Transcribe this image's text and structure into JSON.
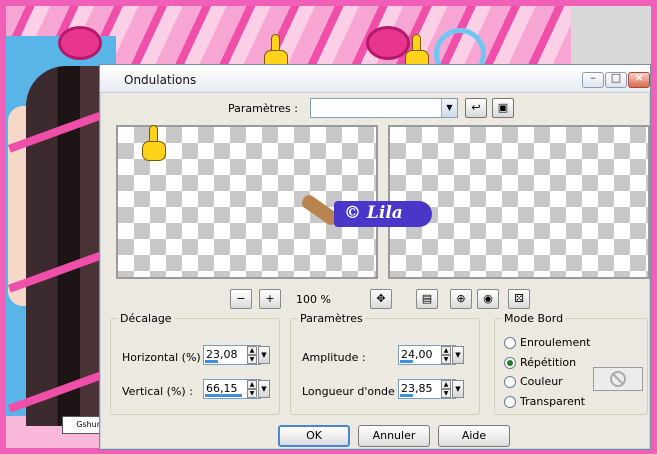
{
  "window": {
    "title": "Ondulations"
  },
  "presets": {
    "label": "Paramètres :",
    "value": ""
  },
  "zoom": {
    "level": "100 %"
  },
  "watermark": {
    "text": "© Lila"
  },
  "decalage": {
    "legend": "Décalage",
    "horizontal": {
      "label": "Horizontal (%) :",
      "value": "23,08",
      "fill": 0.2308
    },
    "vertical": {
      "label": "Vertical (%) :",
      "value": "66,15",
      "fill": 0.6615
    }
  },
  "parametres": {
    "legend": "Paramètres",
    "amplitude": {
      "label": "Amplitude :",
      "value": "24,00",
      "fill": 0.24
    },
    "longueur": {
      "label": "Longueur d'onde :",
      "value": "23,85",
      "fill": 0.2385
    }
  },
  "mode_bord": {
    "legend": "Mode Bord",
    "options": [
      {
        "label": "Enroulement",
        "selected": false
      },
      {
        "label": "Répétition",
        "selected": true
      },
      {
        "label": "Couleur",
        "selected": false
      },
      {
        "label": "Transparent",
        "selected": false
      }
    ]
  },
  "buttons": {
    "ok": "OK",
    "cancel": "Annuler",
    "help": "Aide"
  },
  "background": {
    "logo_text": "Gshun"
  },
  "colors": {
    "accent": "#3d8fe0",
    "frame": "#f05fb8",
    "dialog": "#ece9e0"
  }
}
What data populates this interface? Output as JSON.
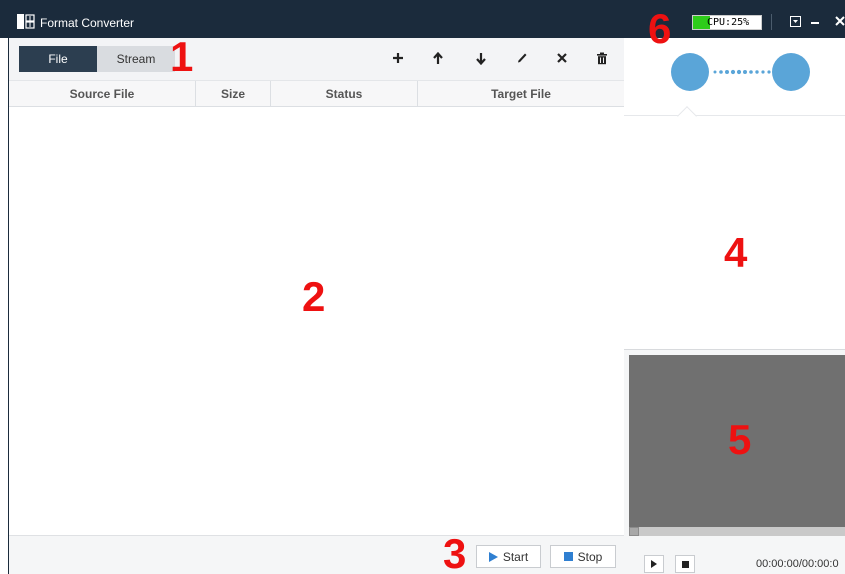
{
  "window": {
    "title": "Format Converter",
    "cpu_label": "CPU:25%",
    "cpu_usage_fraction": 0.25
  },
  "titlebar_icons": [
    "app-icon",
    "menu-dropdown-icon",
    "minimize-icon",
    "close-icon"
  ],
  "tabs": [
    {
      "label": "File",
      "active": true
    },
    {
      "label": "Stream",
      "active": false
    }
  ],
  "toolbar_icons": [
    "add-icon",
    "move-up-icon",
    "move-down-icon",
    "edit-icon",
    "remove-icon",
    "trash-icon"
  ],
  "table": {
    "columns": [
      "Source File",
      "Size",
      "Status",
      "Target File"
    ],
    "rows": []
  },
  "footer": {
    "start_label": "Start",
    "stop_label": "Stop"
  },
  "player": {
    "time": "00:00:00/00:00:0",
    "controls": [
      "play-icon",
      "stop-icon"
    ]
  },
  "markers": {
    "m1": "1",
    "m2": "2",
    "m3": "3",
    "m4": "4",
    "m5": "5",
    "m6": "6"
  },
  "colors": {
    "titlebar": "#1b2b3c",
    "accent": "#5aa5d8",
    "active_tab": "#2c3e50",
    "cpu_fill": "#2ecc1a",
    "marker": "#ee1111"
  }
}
==
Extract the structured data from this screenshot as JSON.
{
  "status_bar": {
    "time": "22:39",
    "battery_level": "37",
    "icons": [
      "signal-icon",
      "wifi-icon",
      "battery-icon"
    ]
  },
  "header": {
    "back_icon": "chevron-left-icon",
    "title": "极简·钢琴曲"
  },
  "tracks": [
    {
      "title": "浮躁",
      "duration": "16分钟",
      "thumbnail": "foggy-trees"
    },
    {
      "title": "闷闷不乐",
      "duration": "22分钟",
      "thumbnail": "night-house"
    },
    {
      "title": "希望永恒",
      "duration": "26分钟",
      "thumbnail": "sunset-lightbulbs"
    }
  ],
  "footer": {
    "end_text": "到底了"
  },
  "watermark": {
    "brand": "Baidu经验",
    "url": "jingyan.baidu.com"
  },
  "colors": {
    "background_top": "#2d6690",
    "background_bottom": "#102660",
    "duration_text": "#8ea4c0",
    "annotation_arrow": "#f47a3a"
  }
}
---
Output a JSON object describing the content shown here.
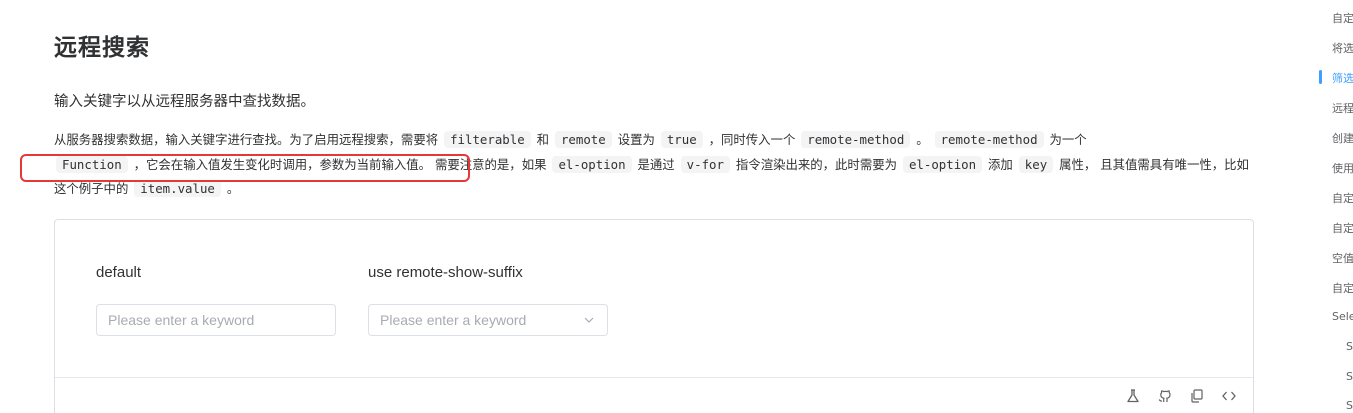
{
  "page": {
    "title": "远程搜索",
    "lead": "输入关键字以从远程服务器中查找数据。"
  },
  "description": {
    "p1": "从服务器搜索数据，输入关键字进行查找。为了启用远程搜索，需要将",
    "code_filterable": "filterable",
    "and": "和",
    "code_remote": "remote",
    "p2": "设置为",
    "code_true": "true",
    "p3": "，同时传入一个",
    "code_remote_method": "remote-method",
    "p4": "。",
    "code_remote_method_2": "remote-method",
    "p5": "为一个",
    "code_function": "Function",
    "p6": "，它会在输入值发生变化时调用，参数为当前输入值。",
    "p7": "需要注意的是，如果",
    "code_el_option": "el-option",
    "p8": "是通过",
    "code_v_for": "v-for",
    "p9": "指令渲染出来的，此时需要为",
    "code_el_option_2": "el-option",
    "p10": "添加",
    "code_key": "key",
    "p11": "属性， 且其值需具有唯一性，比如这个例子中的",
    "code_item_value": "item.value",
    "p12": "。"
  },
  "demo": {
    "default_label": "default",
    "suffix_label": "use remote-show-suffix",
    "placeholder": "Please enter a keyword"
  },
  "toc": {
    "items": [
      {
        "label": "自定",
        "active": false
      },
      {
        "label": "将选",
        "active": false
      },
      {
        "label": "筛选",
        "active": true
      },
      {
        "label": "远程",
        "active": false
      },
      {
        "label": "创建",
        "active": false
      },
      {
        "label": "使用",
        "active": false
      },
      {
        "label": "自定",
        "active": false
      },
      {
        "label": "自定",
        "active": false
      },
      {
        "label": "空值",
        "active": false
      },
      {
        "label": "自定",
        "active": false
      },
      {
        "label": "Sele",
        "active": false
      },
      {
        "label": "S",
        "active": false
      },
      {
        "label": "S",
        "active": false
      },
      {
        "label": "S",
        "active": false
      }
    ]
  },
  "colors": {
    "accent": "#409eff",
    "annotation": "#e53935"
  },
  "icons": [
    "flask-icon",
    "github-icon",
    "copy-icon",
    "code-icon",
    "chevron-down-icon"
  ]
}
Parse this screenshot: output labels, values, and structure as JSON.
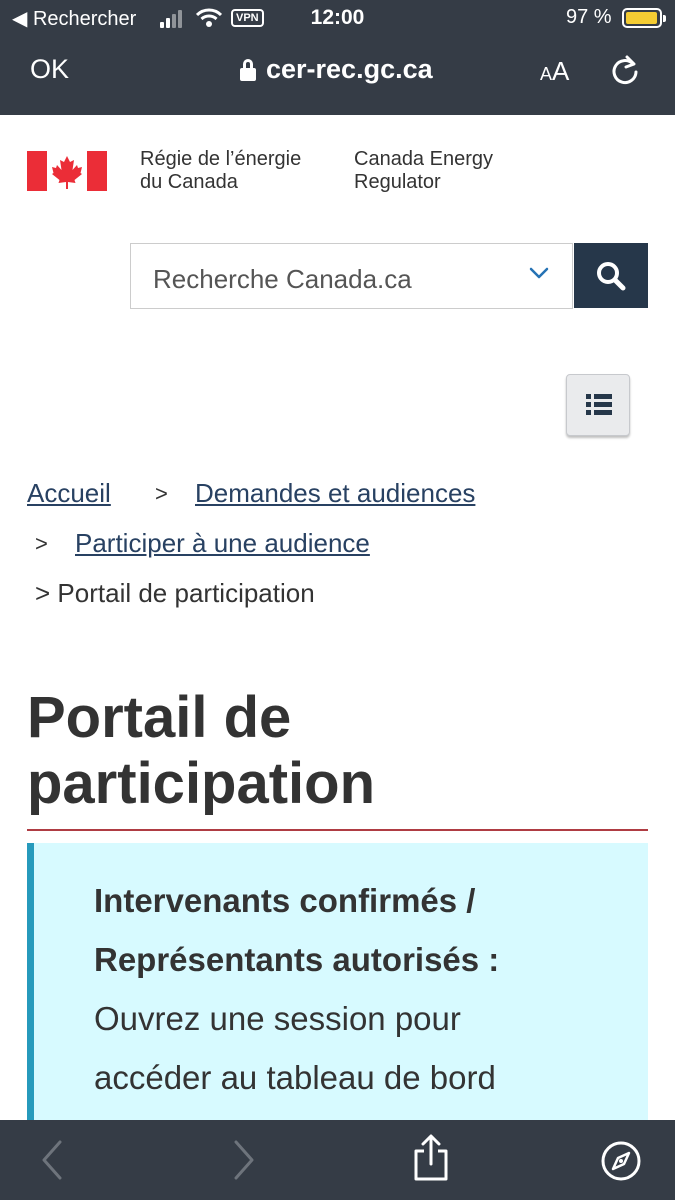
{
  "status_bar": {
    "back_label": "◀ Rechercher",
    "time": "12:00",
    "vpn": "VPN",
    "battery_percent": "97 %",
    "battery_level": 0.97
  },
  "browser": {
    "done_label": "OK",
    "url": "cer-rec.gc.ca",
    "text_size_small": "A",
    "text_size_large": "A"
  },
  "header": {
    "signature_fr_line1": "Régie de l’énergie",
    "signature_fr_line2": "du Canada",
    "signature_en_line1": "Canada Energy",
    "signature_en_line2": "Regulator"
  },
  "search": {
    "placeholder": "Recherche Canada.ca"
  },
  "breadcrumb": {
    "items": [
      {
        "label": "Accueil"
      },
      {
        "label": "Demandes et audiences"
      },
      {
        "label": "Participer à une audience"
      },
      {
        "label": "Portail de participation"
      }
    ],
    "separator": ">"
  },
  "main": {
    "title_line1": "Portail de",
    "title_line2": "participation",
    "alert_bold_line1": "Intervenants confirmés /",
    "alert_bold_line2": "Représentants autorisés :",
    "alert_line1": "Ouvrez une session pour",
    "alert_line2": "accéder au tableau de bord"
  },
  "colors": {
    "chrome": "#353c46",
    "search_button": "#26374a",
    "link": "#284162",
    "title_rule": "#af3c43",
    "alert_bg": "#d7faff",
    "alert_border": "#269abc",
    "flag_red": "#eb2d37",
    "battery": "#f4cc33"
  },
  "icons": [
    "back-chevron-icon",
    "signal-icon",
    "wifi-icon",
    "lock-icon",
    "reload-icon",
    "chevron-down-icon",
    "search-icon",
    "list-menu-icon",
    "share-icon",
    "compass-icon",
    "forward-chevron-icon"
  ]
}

- [EXERCISE DIRECTIONS] Search the listing for the word "true" and return each line that holds it.

- [OUTPUT FOR THIS TASK]
        "selected": true
      "active": true
    "code_true": "true",
        "active": true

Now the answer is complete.